▶ [Your objective]: Quote the records in full and leave their pictures out.
====== Records for this task
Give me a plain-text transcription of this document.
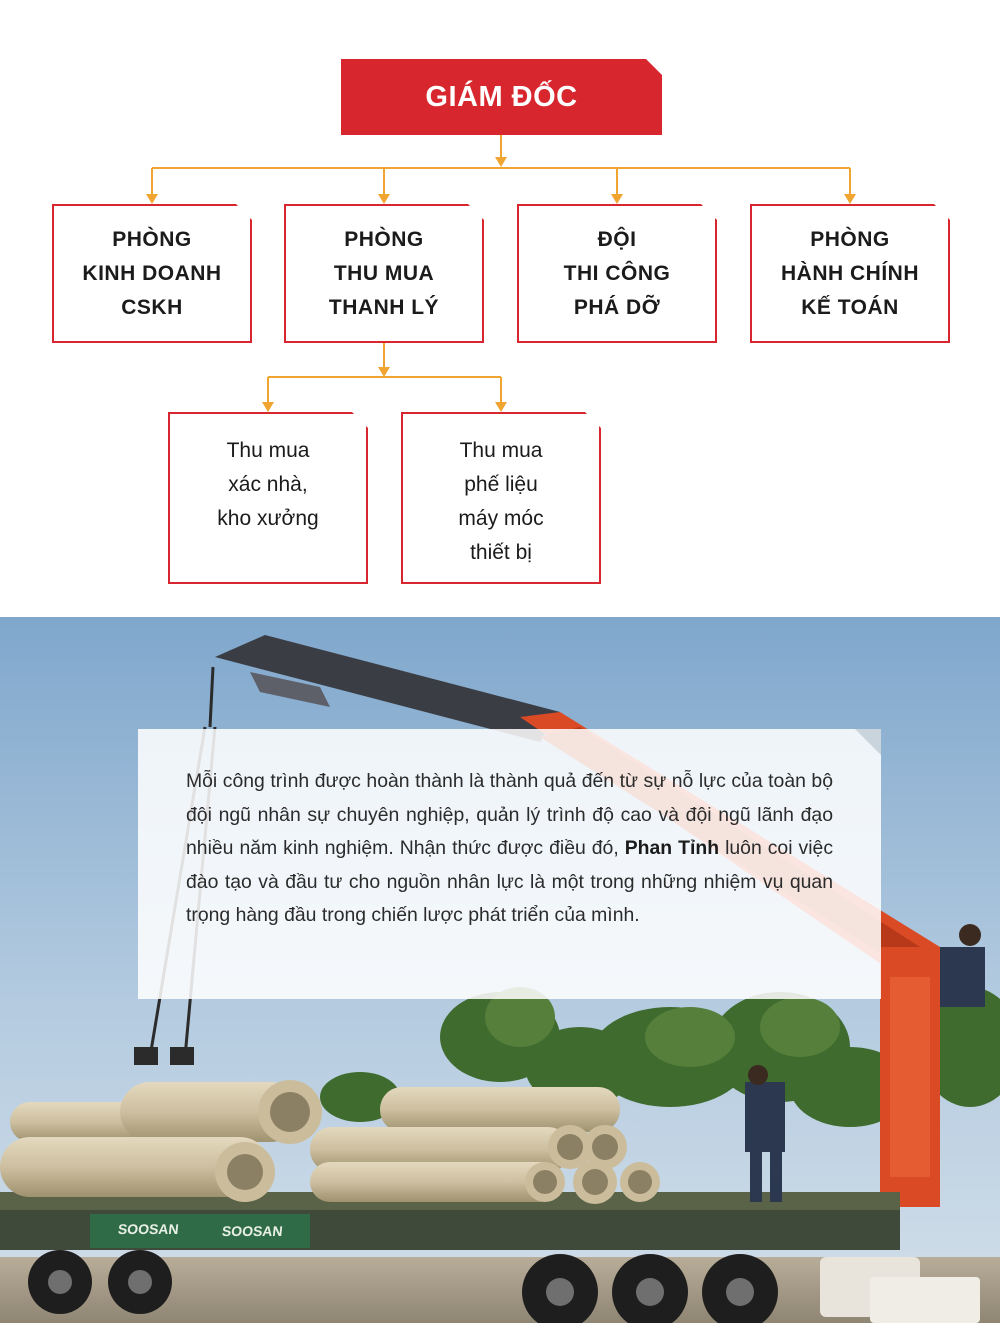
GIÁM ĐỐC
PHÒNG
KINH DOANH
CSKH
PHÒNG
THU MUA
THANH LÝ
ĐỘI
THI CÔNG
PHÁ DỠ
PHÒNG
HÀNH CHÍNH
KẾ TOÁN
Thu mua
xác nhà,
kho xưởng
Thu mua
phế liệu
máy móc
thiết bị
SOOSAN	SOOSAN

Mỗi công trình được hoàn thành là thành quả đến từ sự nỗ lực của toàn bộ đội ngũ nhân sự chuyên nghiệp, quản lý trình độ cao và đội ngũ lãnh đạo nhiều năm kinh nghiệm. Nhận thức được điều đó, Phan Tỉnh luôn coi việc đào tạo và đầu tư cho nguồn nhân lực là một trong những nhiệm vụ quan trọng hàng đầu trong chiến lược phát triển của mình.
============
▶ [Correct response]:
Give me a plain-text transcription of this document.
GIÁM ĐỐC
PHÒNG
KINH DOANH
CSKH
PHÒNG
THU MUA
THANH LÝ
ĐỘI
THI CÔNG
PHÁ DỠ
PHÒNG
HÀNH CHÍNH
KẾ TOÁN
Thu mua
xác nhà,
kho xưởng
Thu mua
phế liệu
máy móc
thiết bị
SOOSAN	SOOSAN

Mỗi công trình được hoàn thành là thành quả đến từ sự nỗ lực của toàn bộ đội ngũ nhân sự chuyên nghiệp, quản lý trình độ cao và đội ngũ lãnh đạo nhiều năm kinh nghiệm. Nhận thức được điều đó, Phan Tỉnh luôn coi việc đào tạo và đầu tư cho nguồn nhân lực là một trong những nhiệm vụ quan trọng hàng đầu trong chiến lược phát triển của mình.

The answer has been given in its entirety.